(begin)

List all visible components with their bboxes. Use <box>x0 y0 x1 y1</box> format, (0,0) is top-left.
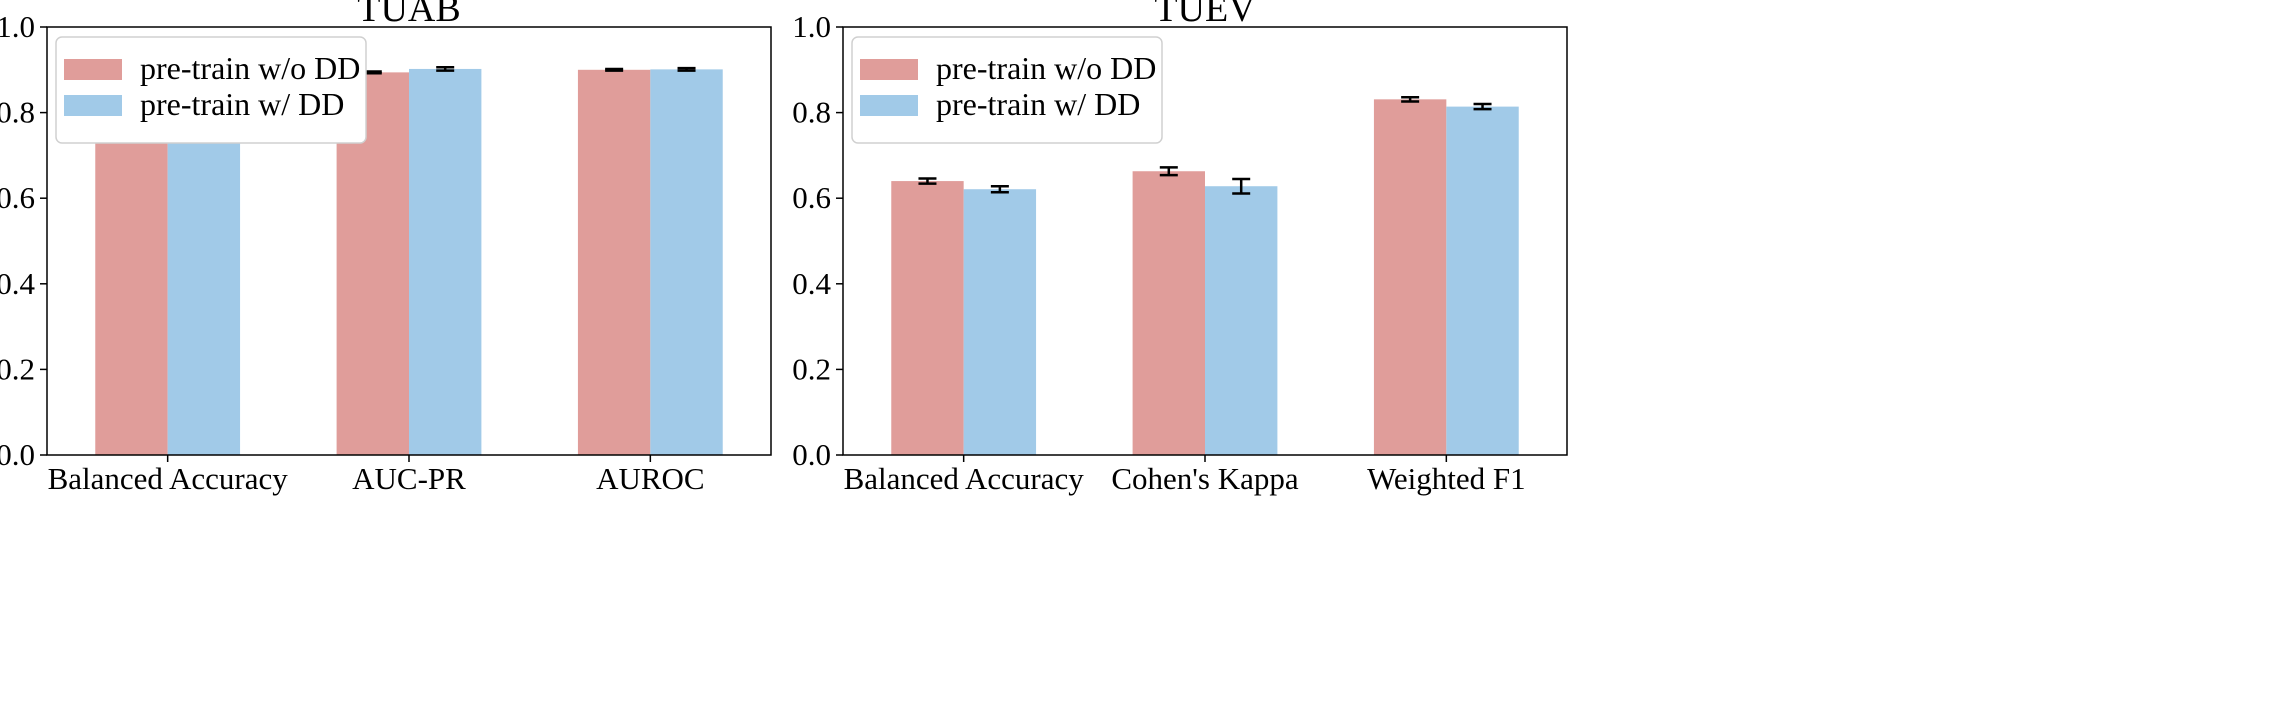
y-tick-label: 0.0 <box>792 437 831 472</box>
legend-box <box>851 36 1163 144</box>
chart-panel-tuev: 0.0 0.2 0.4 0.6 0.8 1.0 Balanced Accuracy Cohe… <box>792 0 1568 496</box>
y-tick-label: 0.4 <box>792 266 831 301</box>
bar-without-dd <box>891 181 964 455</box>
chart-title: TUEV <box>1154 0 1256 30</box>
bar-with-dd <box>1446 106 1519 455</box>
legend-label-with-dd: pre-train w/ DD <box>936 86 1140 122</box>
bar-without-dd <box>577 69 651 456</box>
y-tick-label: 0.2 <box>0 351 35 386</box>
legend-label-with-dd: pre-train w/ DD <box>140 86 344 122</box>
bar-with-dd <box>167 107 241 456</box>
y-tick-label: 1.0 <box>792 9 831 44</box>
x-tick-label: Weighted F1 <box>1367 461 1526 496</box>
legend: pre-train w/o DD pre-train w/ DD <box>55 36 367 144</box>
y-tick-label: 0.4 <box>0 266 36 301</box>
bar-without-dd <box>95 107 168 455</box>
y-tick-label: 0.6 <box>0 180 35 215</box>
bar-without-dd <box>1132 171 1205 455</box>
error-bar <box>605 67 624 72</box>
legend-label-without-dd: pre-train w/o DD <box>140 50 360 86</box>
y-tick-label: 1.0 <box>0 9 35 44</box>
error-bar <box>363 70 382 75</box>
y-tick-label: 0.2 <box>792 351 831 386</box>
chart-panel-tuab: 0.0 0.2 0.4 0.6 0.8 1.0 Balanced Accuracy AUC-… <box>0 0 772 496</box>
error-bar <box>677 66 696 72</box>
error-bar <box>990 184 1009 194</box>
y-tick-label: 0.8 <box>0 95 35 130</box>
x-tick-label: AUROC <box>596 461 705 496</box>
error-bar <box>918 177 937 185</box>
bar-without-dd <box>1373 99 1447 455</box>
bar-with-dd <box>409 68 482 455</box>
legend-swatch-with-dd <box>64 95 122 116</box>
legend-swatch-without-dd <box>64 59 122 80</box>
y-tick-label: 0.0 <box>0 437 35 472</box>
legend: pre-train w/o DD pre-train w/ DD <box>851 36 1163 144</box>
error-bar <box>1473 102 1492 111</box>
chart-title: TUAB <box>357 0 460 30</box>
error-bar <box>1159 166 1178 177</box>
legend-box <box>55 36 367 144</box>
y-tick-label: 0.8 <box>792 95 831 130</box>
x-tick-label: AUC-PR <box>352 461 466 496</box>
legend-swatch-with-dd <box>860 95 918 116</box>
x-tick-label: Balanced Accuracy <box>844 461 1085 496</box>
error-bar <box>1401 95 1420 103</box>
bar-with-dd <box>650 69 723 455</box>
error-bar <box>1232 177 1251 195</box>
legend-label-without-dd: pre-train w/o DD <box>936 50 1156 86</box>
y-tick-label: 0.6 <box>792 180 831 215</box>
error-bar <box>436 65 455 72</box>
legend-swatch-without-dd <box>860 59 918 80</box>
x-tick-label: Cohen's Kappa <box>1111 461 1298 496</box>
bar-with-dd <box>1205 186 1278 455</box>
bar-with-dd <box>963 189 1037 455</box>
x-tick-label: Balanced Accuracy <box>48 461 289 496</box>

(end)

> **To be done**
Duplicate the lines above word for word, from the line containing "y-tick-label: 0.0 <box>792 437 831 472</box>" through the line containing "bar-with-dd <box>409 68 482 455</box>", including both of those lines.

> **Answer to this exercise**
y-tick-label: 0.0 <box>792 437 831 472</box>
legend-box <box>851 36 1163 144</box>
chart-panel-tuev: 0.0 0.2 0.4 0.6 0.8 1.0 Balanced Accuracy Cohe… <box>792 0 1568 496</box>
y-tick-label: 0.4 <box>792 266 831 301</box>
bar-without-dd <box>891 181 964 455</box>
chart-title: TUEV <box>1154 0 1256 30</box>
bar-with-dd <box>1446 106 1519 455</box>
legend-label-with-dd: pre-train w/ DD <box>936 86 1140 122</box>
bar-without-dd <box>577 69 651 456</box>
y-tick-label: 0.2 <box>0 351 35 386</box>
legend-label-with-dd: pre-train w/ DD <box>140 86 344 122</box>
bar-with-dd <box>167 107 241 456</box>
y-tick-label: 1.0 <box>792 9 831 44</box>
x-tick-label: Weighted F1 <box>1367 461 1526 496</box>
legend: pre-train w/o DD pre-train w/ DD <box>55 36 367 144</box>
y-tick-label: 0.4 <box>0 266 36 301</box>
bar-without-dd <box>95 107 168 455</box>
y-tick-label: 0.6 <box>0 180 35 215</box>
bar-without-dd <box>1132 171 1205 455</box>
error-bar <box>605 67 624 72</box>
legend-label-without-dd: pre-train w/o DD <box>140 50 360 86</box>
y-tick-label: 1.0 <box>0 9 35 44</box>
error-bar <box>363 70 382 75</box>
y-tick-label: 0.2 <box>792 351 831 386</box>
chart-panel-tuab: 0.0 0.2 0.4 0.6 0.8 1.0 Balanced Accuracy AUC-… <box>0 0 772 496</box>
error-bar <box>677 66 696 72</box>
error-bar <box>990 184 1009 194</box>
y-tick-label: 0.8 <box>0 95 35 130</box>
x-tick-label: AUROC <box>596 461 705 496</box>
error-bar <box>918 177 937 185</box>
bar-without-dd <box>1373 99 1447 455</box>
bar-with-dd <box>409 68 482 455</box>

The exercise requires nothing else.